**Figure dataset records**
● ● ●
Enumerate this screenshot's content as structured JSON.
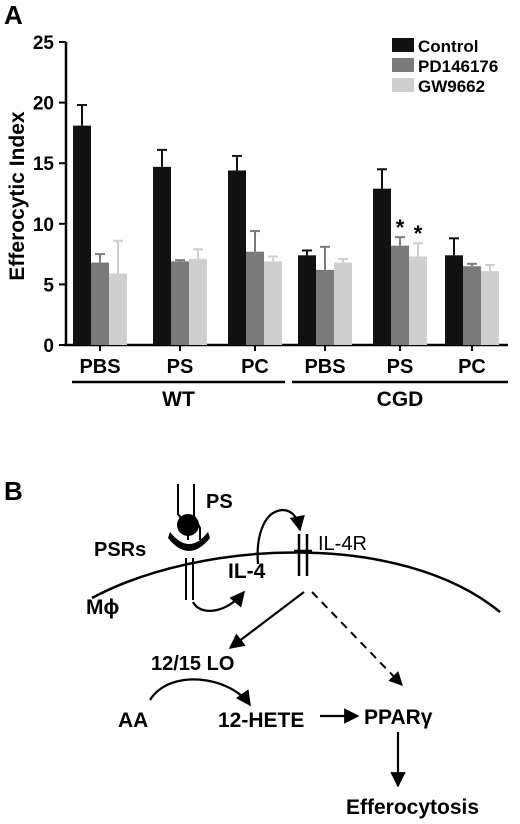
{
  "panels": {
    "a_label": "A",
    "b_label": "B"
  },
  "chart_data": {
    "type": "bar",
    "ylabel": "Efferocytic Index",
    "xlabel": "",
    "ylim": [
      0,
      25
    ],
    "yticks": [
      "0",
      "5",
      "10",
      "15",
      "20",
      "25"
    ],
    "categories": [
      "PBS",
      "PS",
      "PC",
      "PBS",
      "PS",
      "PC"
    ],
    "groups": [
      {
        "name": "WT",
        "categories": [
          "PBS",
          "PS",
          "PC"
        ]
      },
      {
        "name": "CGD",
        "categories": [
          "PBS",
          "PS",
          "PC"
        ]
      }
    ],
    "legend_position": "top-right",
    "series": [
      {
        "name": "Control",
        "color": "#111111",
        "values": [
          18.1,
          14.7,
          14.4,
          7.4,
          12.9,
          7.4
        ],
        "errors": [
          1.7,
          1.4,
          1.2,
          0.4,
          1.6,
          1.4
        ]
      },
      {
        "name": "PD146176",
        "color": "#7a7a7a",
        "values": [
          6.8,
          6.9,
          7.7,
          6.2,
          8.2,
          6.5
        ],
        "errors": [
          0.7,
          0.1,
          1.7,
          1.9,
          0.7,
          0.2
        ]
      },
      {
        "name": "GW9662",
        "color": "#cfcfcf",
        "values": [
          5.9,
          7.1,
          6.9,
          6.8,
          7.3,
          6.1
        ],
        "errors": [
          2.7,
          0.8,
          0.4,
          0.3,
          1.1,
          0.5
        ]
      }
    ],
    "significance": [
      {
        "category_index": 4,
        "series": "PD146176",
        "label": "*"
      },
      {
        "category_index": 4,
        "series": "GW9662",
        "label": "*"
      }
    ]
  },
  "diagram": {
    "ps": "PS",
    "psrs": "PSRs",
    "il4r": "IL-4R",
    "il4": "IL-4",
    "mphi": "Mϕ",
    "lo": "12/15 LO",
    "aa": "AA",
    "hete": "12-HETE",
    "ppar": "PPARγ",
    "efferocytosis": "Efferocytosis"
  }
}
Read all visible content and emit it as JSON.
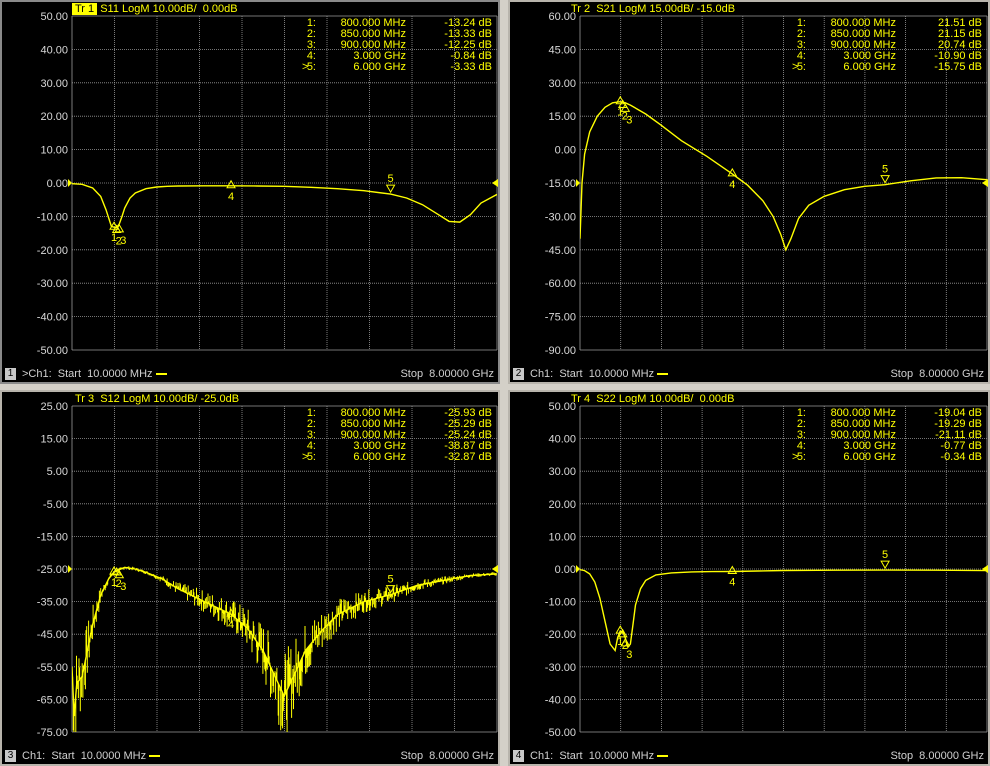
{
  "colors": {
    "trace": "#ffff00",
    "grid": "#9a9a9a",
    "background": "#000000",
    "text": "#ffff00"
  },
  "panels": [
    {
      "id": 1,
      "header": {
        "trace": "Tr 1",
        "text": "S11 LogM 10.00dB/  0.00dB"
      },
      "active": true,
      "footer": {
        "channel_number": "1",
        "start": ">Ch1:  Start  10.0000 MHz",
        "stop": "Stop  8.00000 GHz"
      },
      "yticks": [
        "50.00",
        "40.00",
        "30.00",
        "20.00",
        "10.00",
        "0.00",
        "-10.00",
        "-20.00",
        "-30.00",
        "-40.00",
        "-50.00"
      ],
      "markers": [
        {
          "num": "1:",
          "freq": "800.000 MHz",
          "value": "-13.24 dB",
          "active": false
        },
        {
          "num": "2:",
          "freq": "850.000 MHz",
          "value": "-13.33 dB",
          "active": false
        },
        {
          "num": "3:",
          "freq": "900.000 MHz",
          "value": "-12.25 dB",
          "active": false
        },
        {
          "num": "4:",
          "freq": "3.000 GHz",
          "value": "-0.84 dB",
          "active": false
        },
        {
          "num": "5:",
          "freq": "6.000 GHz",
          "value": "-3.33 dB",
          "active": true
        }
      ]
    },
    {
      "id": 2,
      "header": {
        "trace": "Tr 2",
        "text": "S21 LogM 15.00dB/ -15.0dB"
      },
      "active": false,
      "footer": {
        "channel_number": "2",
        "start": "Ch1:  Start  10.0000 MHz",
        "stop": "Stop  8.00000 GHz"
      },
      "yticks": [
        "60.00",
        "45.00",
        "30.00",
        "15.00",
        "0.00",
        "-15.00",
        "-30.00",
        "-45.00",
        "-60.00",
        "-75.00",
        "-90.00"
      ],
      "markers": [
        {
          "num": "1:",
          "freq": "800.000 MHz",
          "value": "21.51 dB",
          "active": false
        },
        {
          "num": "2:",
          "freq": "850.000 MHz",
          "value": "21.15 dB",
          "active": false
        },
        {
          "num": "3:",
          "freq": "900.000 MHz",
          "value": "20.74 dB",
          "active": false
        },
        {
          "num": "4:",
          "freq": "3.000 GHz",
          "value": "-10.90 dB",
          "active": false
        },
        {
          "num": "5:",
          "freq": "6.000 GHz",
          "value": "-15.75 dB",
          "active": true
        }
      ]
    },
    {
      "id": 3,
      "header": {
        "trace": "Tr 3",
        "text": "S12 LogM 10.00dB/ -25.0dB"
      },
      "active": false,
      "footer": {
        "channel_number": "3",
        "start": "Ch1:  Start  10.0000 MHz",
        "stop": "Stop  8.00000 GHz"
      },
      "yticks": [
        "25.00",
        "15.00",
        "5.00",
        "-5.00",
        "-15.00",
        "-25.00",
        "-35.00",
        "-45.00",
        "-55.00",
        "-65.00",
        "-75.00"
      ],
      "markers": [
        {
          "num": "1:",
          "freq": "800.000 MHz",
          "value": "-25.93 dB",
          "active": false
        },
        {
          "num": "2:",
          "freq": "850.000 MHz",
          "value": "-25.29 dB",
          "active": false
        },
        {
          "num": "3:",
          "freq": "900.000 MHz",
          "value": "-25.24 dB",
          "active": false
        },
        {
          "num": "4:",
          "freq": "3.000 GHz",
          "value": "-38.87 dB",
          "active": false
        },
        {
          "num": "5:",
          "freq": "6.000 GHz",
          "value": "-32.87 dB",
          "active": true
        }
      ]
    },
    {
      "id": 4,
      "header": {
        "trace": "Tr 4",
        "text": "S22 LogM 10.00dB/  0.00dB"
      },
      "active": false,
      "footer": {
        "channel_number": "4",
        "start": "Ch1:  Start  10.0000 MHz",
        "stop": "Stop  8.00000 GHz"
      },
      "yticks": [
        "50.00",
        "40.00",
        "30.00",
        "20.00",
        "10.00",
        "0.00",
        "-10.00",
        "-20.00",
        "-30.00",
        "-40.00",
        "-50.00"
      ],
      "markers": [
        {
          "num": "1:",
          "freq": "800.000 MHz",
          "value": "-19.04 dB",
          "active": false
        },
        {
          "num": "2:",
          "freq": "850.000 MHz",
          "value": "-19.29 dB",
          "active": false
        },
        {
          "num": "3:",
          "freq": "900.000 MHz",
          "value": "-21.11 dB",
          "active": false
        },
        {
          "num": "4:",
          "freq": "3.000 GHz",
          "value": "-0.77 dB",
          "active": false
        },
        {
          "num": "5:",
          "freq": "6.000 GHz",
          "value": "-0.34 dB",
          "active": true
        }
      ]
    }
  ],
  "chart_data": [
    {
      "type": "line",
      "ylim": [
        -50,
        50
      ],
      "xlim": [
        0.01,
        8
      ],
      "grid": true,
      "markers": [
        {
          "label": "1",
          "x": 0.8,
          "y": -13.24
        },
        {
          "label": "2",
          "x": 0.85,
          "y": -13.33
        },
        {
          "label": "3",
          "x": 0.9,
          "y": -12.25
        },
        {
          "label": "4",
          "x": 3.0,
          "y": -0.84
        },
        {
          "label": "5",
          "x": 6.0,
          "y": -3.33
        }
      ],
      "series": [
        {
          "x": [
            0.01,
            0.2,
            0.4,
            0.55,
            0.65,
            0.75,
            0.8,
            0.85,
            0.9,
            0.95,
            1.0,
            1.1,
            1.2,
            1.4,
            1.6,
            1.8,
            2.0,
            2.5,
            3.0,
            3.5,
            4.0,
            4.5,
            5.0,
            5.5,
            6.0,
            6.3,
            6.6,
            6.9,
            7.1,
            7.3,
            7.5,
            7.7,
            8.0
          ],
          "y": [
            -0.2,
            -0.4,
            -1.5,
            -4,
            -8,
            -13,
            -13.24,
            -13.33,
            -12.25,
            -10,
            -7.5,
            -4.5,
            -3,
            -1.7,
            -1.2,
            -1.0,
            -0.9,
            -0.85,
            -0.84,
            -0.9,
            -1.0,
            -1.3,
            -1.7,
            -2.3,
            -3.33,
            -4.5,
            -6.5,
            -9.5,
            -11.5,
            -11.7,
            -9.5,
            -6,
            -3.4
          ]
        }
      ]
    },
    {
      "type": "line",
      "ylim": [
        -90,
        60
      ],
      "xlim": [
        0.01,
        8
      ],
      "grid": true,
      "markers": [
        {
          "label": "1",
          "x": 0.8,
          "y": 21.51
        },
        {
          "label": "2",
          "x": 0.85,
          "y": 21.15
        },
        {
          "label": "3",
          "x": 0.9,
          "y": 20.74
        },
        {
          "label": "4",
          "x": 3.0,
          "y": -10.9
        },
        {
          "label": "5",
          "x": 6.0,
          "y": -15.75
        }
      ],
      "series": [
        {
          "x": [
            0.01,
            0.05,
            0.1,
            0.2,
            0.35,
            0.5,
            0.65,
            0.8,
            0.9,
            1.0,
            1.3,
            1.6,
            2.0,
            2.5,
            3.0,
            3.3,
            3.6,
            3.8,
            3.95,
            4.05,
            4.15,
            4.3,
            4.5,
            4.8,
            5.2,
            5.6,
            6.0,
            6.5,
            7.0,
            7.5,
            8.0
          ],
          "y": [
            -40,
            -15,
            -2,
            8,
            15,
            19,
            21,
            21.5,
            21,
            20,
            16,
            11,
            4,
            -3,
            -10.9,
            -16,
            -23,
            -30,
            -38,
            -45,
            -40,
            -31,
            -25,
            -21,
            -18,
            -16.5,
            -15.75,
            -14,
            -12.7,
            -12.6,
            -13.5
          ]
        }
      ]
    },
    {
      "type": "line",
      "ylim": [
        -75,
        25
      ],
      "xlim": [
        0.01,
        8
      ],
      "grid": true,
      "markers": [
        {
          "label": "1",
          "x": 0.8,
          "y": -25.93
        },
        {
          "label": "2",
          "x": 0.85,
          "y": -25.29
        },
        {
          "label": "3",
          "x": 0.9,
          "y": -25.24
        },
        {
          "label": "4",
          "x": 3.0,
          "y": -38.87
        },
        {
          "label": "5",
          "x": 6.0,
          "y": -32.87
        }
      ],
      "series": [
        {
          "x": [
            0.01,
            0.05,
            0.1,
            0.2,
            0.3,
            0.4,
            0.55,
            0.7,
            0.8,
            0.9,
            1.0,
            1.2,
            1.4,
            1.7,
            2.0,
            2.5,
            3.0,
            3.3,
            3.6,
            3.8,
            4.0,
            4.2,
            4.4,
            4.7,
            5.0,
            5.5,
            6.0,
            6.5,
            7.0,
            7.5,
            8.0
          ],
          "y": [
            -55,
            -70,
            -60,
            -58,
            -50,
            -42,
            -33,
            -28,
            -25.9,
            -25.2,
            -24.5,
            -25,
            -26,
            -28,
            -31,
            -35,
            -38.87,
            -43,
            -50,
            -57,
            -64,
            -57,
            -50,
            -44,
            -39,
            -35,
            -32.87,
            -30,
            -28.5,
            -27,
            -26.5
          ]
        }
      ]
    },
    {
      "type": "line",
      "ylim": [
        -50,
        50
      ],
      "xlim": [
        0.01,
        8
      ],
      "grid": true,
      "markers": [
        {
          "label": "1",
          "x": 0.8,
          "y": -19.04
        },
        {
          "label": "2",
          "x": 0.85,
          "y": -19.29
        },
        {
          "label": "3",
          "x": 0.9,
          "y": -21.11
        },
        {
          "label": "4",
          "x": 3.0,
          "y": -0.77
        },
        {
          "label": "5",
          "x": 6.0,
          "y": -0.34
        }
      ],
      "series": [
        {
          "x": [
            0.01,
            0.1,
            0.2,
            0.3,
            0.4,
            0.5,
            0.6,
            0.7,
            0.75,
            0.8,
            0.85,
            0.9,
            0.95,
            1.0,
            1.05,
            1.1,
            1.2,
            1.3,
            1.5,
            1.8,
            2.2,
            2.6,
            3.0,
            3.5,
            4.0,
            5.0,
            6.0,
            7.0,
            8.0
          ],
          "y": [
            -0.2,
            -0.5,
            -1.5,
            -4,
            -9,
            -16,
            -23,
            -25,
            -21,
            -19.04,
            -19.29,
            -21.11,
            -24,
            -23,
            -17,
            -11,
            -6,
            -3.5,
            -1.8,
            -1.2,
            -0.9,
            -0.8,
            -0.77,
            -0.6,
            -0.45,
            -0.38,
            -0.34,
            -0.36,
            -0.5
          ]
        }
      ]
    }
  ]
}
● ● ●
**WHAT YOU HAVE TO DO**
Gather and return every line that holds the string "name".

**SOLUTION TO THIS EXERCISE**
        "name": "WT",
        "name": "CGD",
        "name": "Control",
        "name": "PD146176",
        "name": "GW9662",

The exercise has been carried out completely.